[Figure contents as structured data]
* BEGIN *

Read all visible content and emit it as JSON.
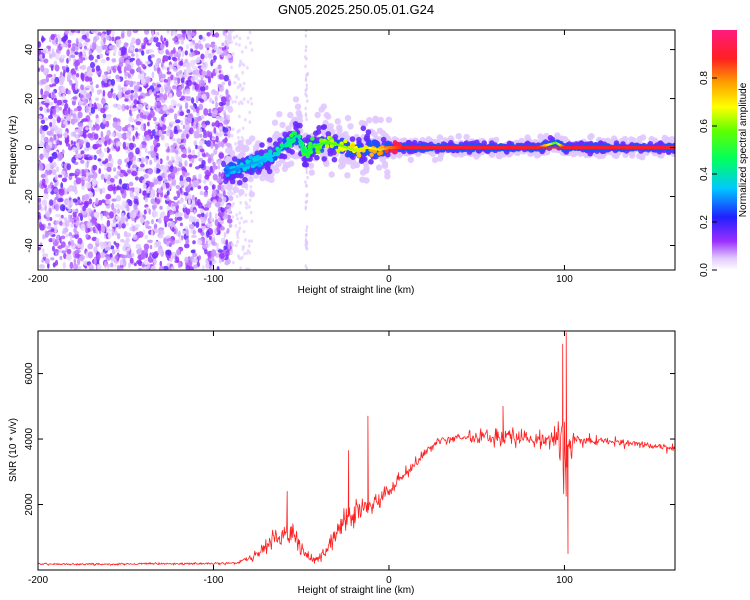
{
  "title": "GN05.2025.250.05.01.G24",
  "chart_data": [
    {
      "type": "heatmap",
      "xlabel": "Height of straight line (km)",
      "ylabel": "Frequency (Hz)",
      "xlim": [
        -200,
        163
      ],
      "ylim": [
        -50,
        48
      ],
      "x_ticks": [
        -200,
        -100,
        0,
        100
      ],
      "y_ticks": [
        -40,
        -20,
        0,
        20,
        40
      ],
      "colorbar": {
        "label": "Normalized spectral amplitude",
        "ticks": [
          0.0,
          0.2,
          0.4,
          0.6,
          0.8
        ],
        "range": [
          0,
          1
        ]
      },
      "noise_region_x": [
        -200,
        -90
      ],
      "faint_streak_x": -47,
      "ridge": {
        "x": [
          -93,
          -85,
          -75,
          -65,
          -58,
          -52,
          -48,
          -42,
          -35,
          -28,
          -20,
          -12,
          -5,
          0,
          10,
          50,
          85,
          95,
          100,
          163
        ],
        "frequency": [
          -10,
          -8,
          -6,
          -3,
          2,
          5,
          -2,
          1,
          2,
          1,
          -1,
          0,
          -1,
          0,
          0,
          0,
          0,
          2,
          0,
          0
        ],
        "amplitude": [
          0.3,
          0.35,
          0.35,
          0.4,
          0.45,
          0.45,
          0.5,
          0.55,
          0.6,
          0.65,
          0.7,
          0.75,
          0.8,
          0.9,
          1.0,
          1.0,
          1.0,
          0.6,
          1.0,
          1.0
        ]
      }
    },
    {
      "type": "line",
      "xlabel": "Height of straight line (km)",
      "ylabel": "SNR (10 * v/v)",
      "xlim": [
        -200,
        163
      ],
      "ylim": [
        0,
        7300
      ],
      "x_ticks": [
        -200,
        -100,
        0,
        100
      ],
      "y_ticks": [
        2000,
        4000,
        6000
      ],
      "color": "#ff2020",
      "envelope": {
        "x": [
          -200,
          -160,
          -120,
          -95,
          -85,
          -78,
          -70,
          -62,
          -55,
          -50,
          -45,
          -40,
          -35,
          -30,
          -25,
          -20,
          -15,
          -10,
          -5,
          0,
          5,
          10,
          15,
          20,
          25,
          30,
          40,
          60,
          80,
          95,
          100,
          105,
          120,
          140,
          163
        ],
        "mean": [
          180,
          180,
          190,
          200,
          230,
          400,
          700,
          1000,
          1100,
          700,
          350,
          300,
          700,
          1100,
          1500,
          1700,
          2000,
          1900,
          2200,
          2400,
          2700,
          2950,
          3250,
          3550,
          3800,
          3950,
          4050,
          4050,
          4050,
          4000,
          3500,
          4000,
          3950,
          3850,
          3700
        ],
        "spread": [
          60,
          60,
          60,
          60,
          80,
          300,
          450,
          600,
          800,
          500,
          250,
          250,
          500,
          700,
          800,
          700,
          700,
          600,
          500,
          500,
          450,
          400,
          350,
          300,
          250,
          250,
          300,
          450,
          450,
          600,
          3000,
          300,
          200,
          200,
          200
        ]
      },
      "spikes": [
        {
          "x": -58,
          "y": 2400
        },
        {
          "x": -23,
          "y": 3650
        },
        {
          "x": -12,
          "y": 4700
        },
        {
          "x": 65,
          "y": 5000
        },
        {
          "x": 99,
          "y": 6900
        },
        {
          "x": 101,
          "y": 7250
        },
        {
          "x": 102,
          "y": 500
        }
      ]
    }
  ]
}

* END *

▶ [Stated exercise]: All of the material above is to be copied exactly, except for its images.

▶ [Solution]:
Read all visible content and emit it as JSON.
{
  "title": "GN05.2025.250.05.01.G24",
  "chart_data": [
    {
      "type": "heatmap",
      "xlabel": "Height of straight line (km)",
      "ylabel": "Frequency (Hz)",
      "xlim": [
        -200,
        163
      ],
      "ylim": [
        -50,
        48
      ],
      "x_ticks": [
        -200,
        -100,
        0,
        100
      ],
      "y_ticks": [
        -40,
        -20,
        0,
        20,
        40
      ],
      "colorbar": {
        "label": "Normalized spectral amplitude",
        "ticks": [
          0.0,
          0.2,
          0.4,
          0.6,
          0.8
        ],
        "range": [
          0,
          1
        ]
      },
      "noise_region_x": [
        -200,
        -90
      ],
      "faint_streak_x": -47,
      "ridge": {
        "x": [
          -93,
          -85,
          -75,
          -65,
          -58,
          -52,
          -48,
          -42,
          -35,
          -28,
          -20,
          -12,
          -5,
          0,
          10,
          50,
          85,
          95,
          100,
          163
        ],
        "frequency": [
          -10,
          -8,
          -6,
          -3,
          2,
          5,
          -2,
          1,
          2,
          1,
          -1,
          0,
          -1,
          0,
          0,
          0,
          0,
          2,
          0,
          0
        ],
        "amplitude": [
          0.3,
          0.35,
          0.35,
          0.4,
          0.45,
          0.45,
          0.5,
          0.55,
          0.6,
          0.65,
          0.7,
          0.75,
          0.8,
          0.9,
          1.0,
          1.0,
          1.0,
          0.6,
          1.0,
          1.0
        ]
      }
    },
    {
      "type": "line",
      "xlabel": "Height of straight line (km)",
      "ylabel": "SNR (10 * v/v)",
      "xlim": [
        -200,
        163
      ],
      "ylim": [
        0,
        7300
      ],
      "x_ticks": [
        -200,
        -100,
        0,
        100
      ],
      "y_ticks": [
        2000,
        4000,
        6000
      ],
      "color": "#ff2020",
      "envelope": {
        "x": [
          -200,
          -160,
          -120,
          -95,
          -85,
          -78,
          -70,
          -62,
          -55,
          -50,
          -45,
          -40,
          -35,
          -30,
          -25,
          -20,
          -15,
          -10,
          -5,
          0,
          5,
          10,
          15,
          20,
          25,
          30,
          40,
          60,
          80,
          95,
          100,
          105,
          120,
          140,
          163
        ],
        "mean": [
          180,
          180,
          190,
          200,
          230,
          400,
          700,
          1000,
          1100,
          700,
          350,
          300,
          700,
          1100,
          1500,
          1700,
          2000,
          1900,
          2200,
          2400,
          2700,
          2950,
          3250,
          3550,
          3800,
          3950,
          4050,
          4050,
          4050,
          4000,
          3500,
          4000,
          3950,
          3850,
          3700
        ],
        "spread": [
          60,
          60,
          60,
          60,
          80,
          300,
          450,
          600,
          800,
          500,
          250,
          250,
          500,
          700,
          800,
          700,
          700,
          600,
          500,
          500,
          450,
          400,
          350,
          300,
          250,
          250,
          300,
          450,
          450,
          600,
          3000,
          300,
          200,
          200,
          200
        ]
      },
      "spikes": [
        {
          "x": -58,
          "y": 2400
        },
        {
          "x": -23,
          "y": 3650
        },
        {
          "x": -12,
          "y": 4700
        },
        {
          "x": 65,
          "y": 5000
        },
        {
          "x": 99,
          "y": 6900
        },
        {
          "x": 101,
          "y": 7250
        },
        {
          "x": 102,
          "y": 500
        }
      ]
    }
  ]
}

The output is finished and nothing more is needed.